Each entry below should be written out exactly as it is, with no pictures.

[Stored dataset items]
○ ○ ○

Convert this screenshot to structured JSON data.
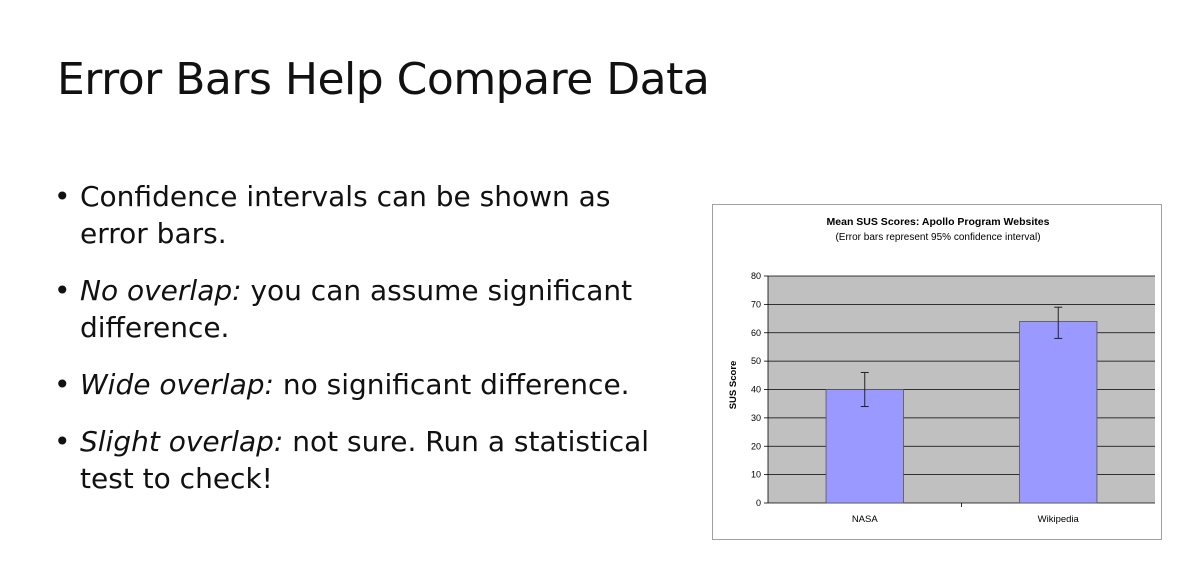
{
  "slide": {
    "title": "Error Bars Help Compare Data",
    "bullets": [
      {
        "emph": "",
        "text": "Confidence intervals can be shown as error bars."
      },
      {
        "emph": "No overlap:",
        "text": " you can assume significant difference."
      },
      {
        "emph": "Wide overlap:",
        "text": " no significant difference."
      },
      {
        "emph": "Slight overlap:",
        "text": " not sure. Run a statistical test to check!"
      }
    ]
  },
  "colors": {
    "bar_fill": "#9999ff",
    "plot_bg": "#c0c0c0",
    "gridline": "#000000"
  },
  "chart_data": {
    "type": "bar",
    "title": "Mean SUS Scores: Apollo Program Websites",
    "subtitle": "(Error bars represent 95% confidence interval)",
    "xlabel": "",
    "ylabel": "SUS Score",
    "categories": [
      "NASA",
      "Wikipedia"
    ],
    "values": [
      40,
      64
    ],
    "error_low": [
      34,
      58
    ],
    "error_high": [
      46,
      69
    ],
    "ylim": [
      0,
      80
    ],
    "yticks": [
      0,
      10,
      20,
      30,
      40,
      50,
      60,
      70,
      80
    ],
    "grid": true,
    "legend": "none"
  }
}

○ ○ ○

▶ **SOLUTION TO THIS EXERCISE**
Convert this screenshot to structured JSON data.
{
  "slide": {
    "title": "Error Bars Help Compare Data",
    "bullets": [
      {
        "emph": "",
        "text": "Confidence intervals can be shown as error bars."
      },
      {
        "emph": "No overlap:",
        "text": " you can assume significant difference."
      },
      {
        "emph": "Wide overlap:",
        "text": " no significant difference."
      },
      {
        "emph": "Slight overlap:",
        "text": " not sure. Run a statistical test to check!"
      }
    ]
  },
  "colors": {
    "bar_fill": "#9999ff",
    "plot_bg": "#c0c0c0",
    "gridline": "#000000"
  },
  "chart_data": {
    "type": "bar",
    "title": "Mean SUS Scores: Apollo Program Websites",
    "subtitle": "(Error bars represent 95% confidence interval)",
    "xlabel": "",
    "ylabel": "SUS Score",
    "categories": [
      "NASA",
      "Wikipedia"
    ],
    "values": [
      40,
      64
    ],
    "error_low": [
      34,
      58
    ],
    "error_high": [
      46,
      69
    ],
    "ylim": [
      0,
      80
    ],
    "yticks": [
      0,
      10,
      20,
      30,
      40,
      50,
      60,
      70,
      80
    ],
    "grid": true,
    "legend": "none"
  }
}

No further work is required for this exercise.